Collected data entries
--------------------------------

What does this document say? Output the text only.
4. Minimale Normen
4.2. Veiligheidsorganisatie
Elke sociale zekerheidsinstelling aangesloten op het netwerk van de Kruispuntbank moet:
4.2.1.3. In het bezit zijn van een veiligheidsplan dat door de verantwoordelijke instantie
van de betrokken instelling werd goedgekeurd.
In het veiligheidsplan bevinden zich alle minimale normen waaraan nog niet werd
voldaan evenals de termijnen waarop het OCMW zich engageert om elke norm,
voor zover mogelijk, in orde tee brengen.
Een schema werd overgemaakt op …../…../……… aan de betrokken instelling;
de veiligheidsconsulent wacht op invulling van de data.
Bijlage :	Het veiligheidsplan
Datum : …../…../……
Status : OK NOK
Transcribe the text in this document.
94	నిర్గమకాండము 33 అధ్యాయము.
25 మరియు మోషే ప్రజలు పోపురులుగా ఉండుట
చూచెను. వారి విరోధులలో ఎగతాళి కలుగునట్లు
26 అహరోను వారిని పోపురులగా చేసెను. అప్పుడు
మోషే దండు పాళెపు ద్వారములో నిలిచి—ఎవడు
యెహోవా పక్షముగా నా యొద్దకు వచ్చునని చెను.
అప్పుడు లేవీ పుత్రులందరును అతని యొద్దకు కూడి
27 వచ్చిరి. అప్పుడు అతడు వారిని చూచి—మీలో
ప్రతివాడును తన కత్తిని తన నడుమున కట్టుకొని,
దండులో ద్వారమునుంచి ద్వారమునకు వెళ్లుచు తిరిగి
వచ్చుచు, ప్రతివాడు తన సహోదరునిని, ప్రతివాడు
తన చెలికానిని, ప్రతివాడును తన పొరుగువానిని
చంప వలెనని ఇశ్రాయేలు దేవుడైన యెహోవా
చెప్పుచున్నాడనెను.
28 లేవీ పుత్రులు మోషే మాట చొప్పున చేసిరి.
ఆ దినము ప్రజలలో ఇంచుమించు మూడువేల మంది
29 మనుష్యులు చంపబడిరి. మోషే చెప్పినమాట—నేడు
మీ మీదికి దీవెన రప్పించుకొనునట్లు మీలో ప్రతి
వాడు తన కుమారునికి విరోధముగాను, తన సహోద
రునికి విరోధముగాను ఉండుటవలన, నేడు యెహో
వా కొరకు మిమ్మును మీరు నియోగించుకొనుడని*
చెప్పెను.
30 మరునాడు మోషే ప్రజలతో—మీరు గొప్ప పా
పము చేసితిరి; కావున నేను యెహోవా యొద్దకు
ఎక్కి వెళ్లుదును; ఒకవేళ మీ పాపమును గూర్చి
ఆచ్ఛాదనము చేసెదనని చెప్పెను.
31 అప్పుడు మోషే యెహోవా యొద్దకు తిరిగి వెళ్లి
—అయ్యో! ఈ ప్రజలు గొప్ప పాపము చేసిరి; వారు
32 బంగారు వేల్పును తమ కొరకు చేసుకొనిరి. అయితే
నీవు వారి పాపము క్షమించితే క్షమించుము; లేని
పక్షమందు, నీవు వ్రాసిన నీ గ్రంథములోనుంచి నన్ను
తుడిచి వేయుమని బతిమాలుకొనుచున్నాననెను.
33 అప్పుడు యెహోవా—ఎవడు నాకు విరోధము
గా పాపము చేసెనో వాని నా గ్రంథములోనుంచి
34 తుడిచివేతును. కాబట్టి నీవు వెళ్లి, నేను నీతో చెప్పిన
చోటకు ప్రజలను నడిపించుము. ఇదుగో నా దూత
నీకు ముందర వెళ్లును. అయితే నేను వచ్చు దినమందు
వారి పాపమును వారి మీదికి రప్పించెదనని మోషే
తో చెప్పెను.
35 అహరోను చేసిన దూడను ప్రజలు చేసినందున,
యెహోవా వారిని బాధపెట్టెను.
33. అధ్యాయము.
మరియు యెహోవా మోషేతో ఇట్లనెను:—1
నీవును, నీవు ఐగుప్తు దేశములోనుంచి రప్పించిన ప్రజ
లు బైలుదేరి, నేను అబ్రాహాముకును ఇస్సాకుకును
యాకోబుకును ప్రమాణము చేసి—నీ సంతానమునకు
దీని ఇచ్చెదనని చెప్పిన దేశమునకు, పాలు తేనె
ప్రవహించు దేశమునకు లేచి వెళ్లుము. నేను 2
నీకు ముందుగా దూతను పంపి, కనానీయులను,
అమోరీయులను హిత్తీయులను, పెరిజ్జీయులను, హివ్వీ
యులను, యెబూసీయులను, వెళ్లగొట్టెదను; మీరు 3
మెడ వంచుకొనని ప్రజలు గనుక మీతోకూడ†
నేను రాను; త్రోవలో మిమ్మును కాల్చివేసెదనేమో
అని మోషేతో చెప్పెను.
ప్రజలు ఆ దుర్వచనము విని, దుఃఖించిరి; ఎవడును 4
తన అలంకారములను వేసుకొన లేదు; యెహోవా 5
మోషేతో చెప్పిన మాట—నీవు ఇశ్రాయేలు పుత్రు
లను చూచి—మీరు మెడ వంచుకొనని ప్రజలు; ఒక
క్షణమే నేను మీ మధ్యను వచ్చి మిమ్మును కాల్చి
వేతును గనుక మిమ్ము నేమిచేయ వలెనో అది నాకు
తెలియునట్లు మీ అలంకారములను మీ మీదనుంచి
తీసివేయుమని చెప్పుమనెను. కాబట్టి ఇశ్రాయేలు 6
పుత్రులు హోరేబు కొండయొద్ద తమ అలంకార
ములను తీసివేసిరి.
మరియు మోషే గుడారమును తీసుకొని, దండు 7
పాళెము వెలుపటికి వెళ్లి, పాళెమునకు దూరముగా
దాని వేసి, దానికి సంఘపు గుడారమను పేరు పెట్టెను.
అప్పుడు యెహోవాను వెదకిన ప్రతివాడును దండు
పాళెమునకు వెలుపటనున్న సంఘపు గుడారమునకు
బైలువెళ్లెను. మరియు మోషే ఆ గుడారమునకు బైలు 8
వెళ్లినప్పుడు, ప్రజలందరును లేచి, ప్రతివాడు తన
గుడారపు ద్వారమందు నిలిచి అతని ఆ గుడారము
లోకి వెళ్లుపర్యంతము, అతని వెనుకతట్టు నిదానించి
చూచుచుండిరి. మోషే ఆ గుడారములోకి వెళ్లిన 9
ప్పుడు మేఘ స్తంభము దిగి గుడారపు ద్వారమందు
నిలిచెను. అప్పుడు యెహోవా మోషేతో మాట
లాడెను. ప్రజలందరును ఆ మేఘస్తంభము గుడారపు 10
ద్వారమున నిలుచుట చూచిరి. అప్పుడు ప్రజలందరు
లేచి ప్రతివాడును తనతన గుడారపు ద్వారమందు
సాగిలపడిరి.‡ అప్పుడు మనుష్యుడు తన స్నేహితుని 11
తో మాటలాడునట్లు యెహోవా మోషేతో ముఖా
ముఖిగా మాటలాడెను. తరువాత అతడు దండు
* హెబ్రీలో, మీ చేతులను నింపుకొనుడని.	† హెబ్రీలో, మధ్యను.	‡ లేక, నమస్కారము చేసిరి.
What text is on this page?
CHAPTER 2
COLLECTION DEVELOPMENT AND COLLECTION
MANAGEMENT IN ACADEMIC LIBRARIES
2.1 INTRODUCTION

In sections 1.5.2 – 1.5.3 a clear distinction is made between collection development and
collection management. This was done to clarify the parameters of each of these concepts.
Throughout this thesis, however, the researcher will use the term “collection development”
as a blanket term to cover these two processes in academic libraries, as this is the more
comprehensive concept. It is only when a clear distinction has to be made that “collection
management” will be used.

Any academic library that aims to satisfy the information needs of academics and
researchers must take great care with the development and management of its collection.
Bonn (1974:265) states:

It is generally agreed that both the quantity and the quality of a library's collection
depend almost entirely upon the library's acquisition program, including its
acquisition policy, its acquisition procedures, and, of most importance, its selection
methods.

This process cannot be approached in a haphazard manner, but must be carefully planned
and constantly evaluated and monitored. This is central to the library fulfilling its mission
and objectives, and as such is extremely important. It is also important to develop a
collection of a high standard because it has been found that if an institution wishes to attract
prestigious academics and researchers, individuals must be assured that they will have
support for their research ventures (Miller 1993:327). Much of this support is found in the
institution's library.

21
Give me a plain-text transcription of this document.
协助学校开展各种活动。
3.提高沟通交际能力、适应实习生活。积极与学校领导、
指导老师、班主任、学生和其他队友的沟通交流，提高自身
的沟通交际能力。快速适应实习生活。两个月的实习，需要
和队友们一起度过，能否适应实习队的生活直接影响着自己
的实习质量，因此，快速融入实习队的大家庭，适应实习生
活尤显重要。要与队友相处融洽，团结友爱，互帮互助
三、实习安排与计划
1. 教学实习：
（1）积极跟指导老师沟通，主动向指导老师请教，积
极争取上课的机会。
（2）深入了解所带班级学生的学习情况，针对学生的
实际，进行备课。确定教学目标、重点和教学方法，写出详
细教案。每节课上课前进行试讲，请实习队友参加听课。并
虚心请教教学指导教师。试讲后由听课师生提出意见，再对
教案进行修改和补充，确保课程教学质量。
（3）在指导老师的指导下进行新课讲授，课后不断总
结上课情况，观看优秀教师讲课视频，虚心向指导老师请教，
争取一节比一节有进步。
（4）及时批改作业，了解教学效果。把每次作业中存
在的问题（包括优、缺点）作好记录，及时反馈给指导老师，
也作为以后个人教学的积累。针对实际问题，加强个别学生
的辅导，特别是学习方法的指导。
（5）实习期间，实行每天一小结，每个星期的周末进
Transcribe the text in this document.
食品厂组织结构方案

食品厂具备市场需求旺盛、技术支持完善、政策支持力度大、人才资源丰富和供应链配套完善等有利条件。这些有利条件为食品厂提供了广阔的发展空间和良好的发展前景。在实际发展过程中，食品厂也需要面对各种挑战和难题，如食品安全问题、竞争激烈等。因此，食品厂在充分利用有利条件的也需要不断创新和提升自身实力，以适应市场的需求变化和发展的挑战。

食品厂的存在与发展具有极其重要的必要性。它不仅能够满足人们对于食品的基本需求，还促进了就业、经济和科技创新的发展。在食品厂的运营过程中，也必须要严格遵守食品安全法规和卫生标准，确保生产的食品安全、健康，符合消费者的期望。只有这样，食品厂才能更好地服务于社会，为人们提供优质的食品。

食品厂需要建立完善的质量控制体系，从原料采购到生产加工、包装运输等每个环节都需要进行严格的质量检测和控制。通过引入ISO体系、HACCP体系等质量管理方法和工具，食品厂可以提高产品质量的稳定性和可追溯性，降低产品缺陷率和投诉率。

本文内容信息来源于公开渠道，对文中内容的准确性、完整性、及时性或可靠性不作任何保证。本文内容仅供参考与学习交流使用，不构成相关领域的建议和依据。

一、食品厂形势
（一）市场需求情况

--------------------------------

The task ▸ Write out the lines above, starting at the line that contains "Give me a plain-text" and ending with the final line, and nothing else; copy them exactly.

Task answer ▸
Give me a plain-text transcription of this document.
协助学校开展各种活动。
3.提高沟通交际能力、适应实习生活。积极与学校领导、
指导老师、班主任、学生和其他队友的沟通交流，提高自身
的沟通交际能力。快速适应实习生活。两个月的实习，需要
和队友们一起度过，能否适应实习队的生活直接影响着自己
的实习质量，因此，快速融入实习队的大家庭，适应实习生
活尤显重要。要与队友相处融洽，团结友爱，互帮互助
三、实习安排与计划
1. 教学实习：
（1）积极跟指导老师沟通，主动向指导老师请教，积
极争取上课的机会。
（2）深入了解所带班级学生的学习情况，针对学生的
实际，进行备课。确定教学目标、重点和教学方法，写出详
细教案。每节课上课前进行试讲，请实习队友参加听课。并
虚心请教教学指导教师。试讲后由听课师生提出意见，再对
教案进行修改和补充，确保课程教学质量。
（3）在指导老师的指导下进行新课讲授，课后不断总
结上课情况，观看优秀教师讲课视频，虚心向指导老师请教，
争取一节比一节有进步。
（4）及时批改作业，了解教学效果。把每次作业中存
在的问题（包括优、缺点）作好记录，及时反馈给指导老师，
也作为以后个人教学的积累。针对实际问题，加强个别学生
的辅导，特别是学习方法的指导。
（5）实习期间，实行每天一小结，每个星期的周末进
Transcribe the text in this document.
食品厂组织结构方案

食品厂具备市场需求旺盛、技术支持完善、政策支持力度大、人才资源丰富和供应链配套完善等有利条件。这些有利条件为食品厂提供了广阔的发展空间和良好的发展前景。在实际发展过程中，食品厂也需要面对各种挑战和难题，如食品安全问题、竞争激烈等。因此，食品厂在充分利用有利条件的也需要不断创新和提升自身实力，以适应市场的需求变化和发展的挑战。

食品厂的存在与发展具有极其重要的必要性。它不仅能够满足人们对于食品的基本需求，还促进了就业、经济和科技创新的发展。在食品厂的运营过程中，也必须要严格遵守食品安全法规和卫生标准，确保生产的食品安全、健康，符合消费者的期望。只有这样，食品厂才能更好地服务于社会，为人们提供优质的食品。

食品厂需要建立完善的质量控制体系，从原料采购到生产加工、包装运输等每个环节都需要进行严格的质量检测和控制。通过引入ISO体系、HACCP体系等质量管理方法和工具，食品厂可以提高产品质量的稳定性和可追溯性，降低产品缺陷率和投诉率。

本文内容信息来源于公开渠道，对文中内容的准确性、完整性、及时性或可靠性不作任何保证。本文内容仅供参考与学习交流使用，不构成相关领域的建议和依据。

一、食品厂形势
（一）市场需求情况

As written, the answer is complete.